### Dataset records ###

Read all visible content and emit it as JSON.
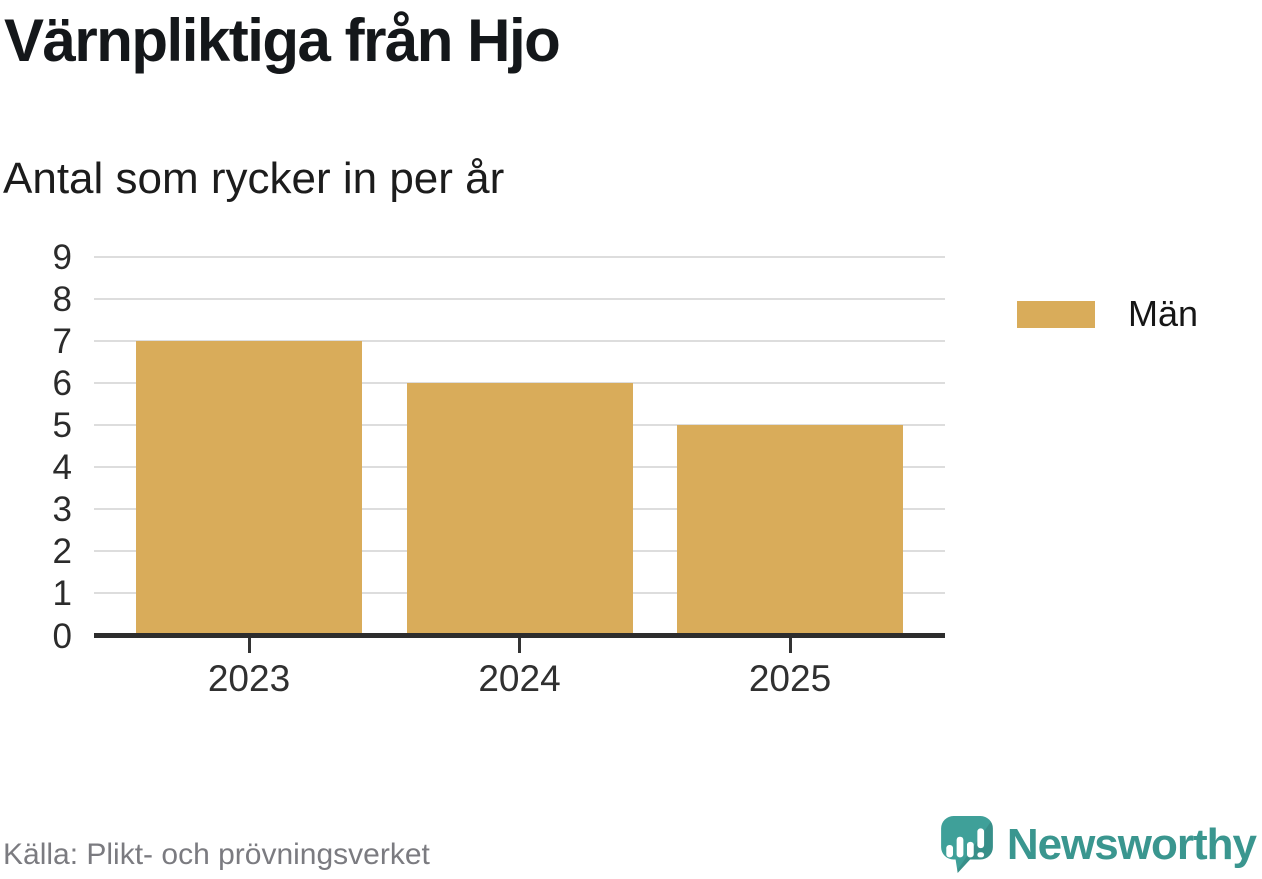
{
  "chart_data": {
    "type": "bar",
    "title": "Värnpliktiga från Hjo",
    "subtitle": "Antal som rycker in per år",
    "categories": [
      "2023",
      "2024",
      "2025"
    ],
    "series": [
      {
        "name": "Män",
        "values": [
          7,
          6,
          5
        ]
      }
    ],
    "ylim": [
      0,
      9
    ],
    "ytick_step": 1,
    "ytick_labels": [
      "0",
      "1",
      "2",
      "3",
      "4",
      "5",
      "6",
      "7",
      "8",
      "9"
    ],
    "grid": "horizontal",
    "legend_position": "right",
    "bar_color": "#d9ac5a"
  },
  "footer": {
    "source": "Källa: Plikt- och prövningsverket"
  },
  "branding": {
    "name": "Newsworthy",
    "logo_icon": "newsworthy-speech-bubble-bar-chart-icon",
    "brand_color": "#3a968f",
    "icon_color": "#3fa099"
  },
  "colors": {
    "bar": "#d9ac5a",
    "gridline": "#dddddd",
    "axis": "#2d2d2d",
    "text": "#1c1c1c",
    "muted_text": "#7b7b80",
    "teal": "#3a968f"
  }
}
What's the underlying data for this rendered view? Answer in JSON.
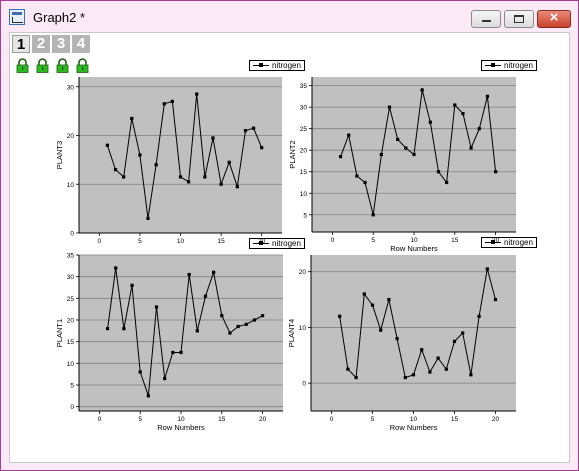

###

§ **Directions**: Do not include the images; transcribe the rest of the listing exactly.

§ **Written solution**:
Read all visible content and emit it as JSON.
{
  "chart_data": {
    "type": "bar",
    "title": "Värnpliktiga från Hjo",
    "subtitle": "Antal som rycker in per år",
    "categories": [
      "2023",
      "2024",
      "2025"
    ],
    "series": [
      {
        "name": "Män",
        "values": [
          7,
          6,
          5
        ]
      }
    ],
    "ylim": [
      0,
      9
    ],
    "ytick_step": 1,
    "ytick_labels": [
      "0",
      "1",
      "2",
      "3",
      "4",
      "5",
      "6",
      "7",
      "8",
      "9"
    ],
    "grid": "horizontal",
    "legend_position": "right",
    "bar_color": "#d9ac5a"
  },
  "footer": {
    "source": "Källa: Plikt- och prövningsverket"
  },
  "branding": {
    "name": "Newsworthy",
    "logo_icon": "newsworthy-speech-bubble-bar-chart-icon",
    "brand_color": "#3a968f",
    "icon_color": "#3fa099"
  },
  "colors": {
    "bar": "#d9ac5a",
    "gridline": "#dddddd",
    "axis": "#2d2d2d",
    "text": "#1c1c1c",
    "muted_text": "#7b7b80",
    "teal": "#3a968f"
  }
}
What's the underlying data for this rendered view? Answer in JSON.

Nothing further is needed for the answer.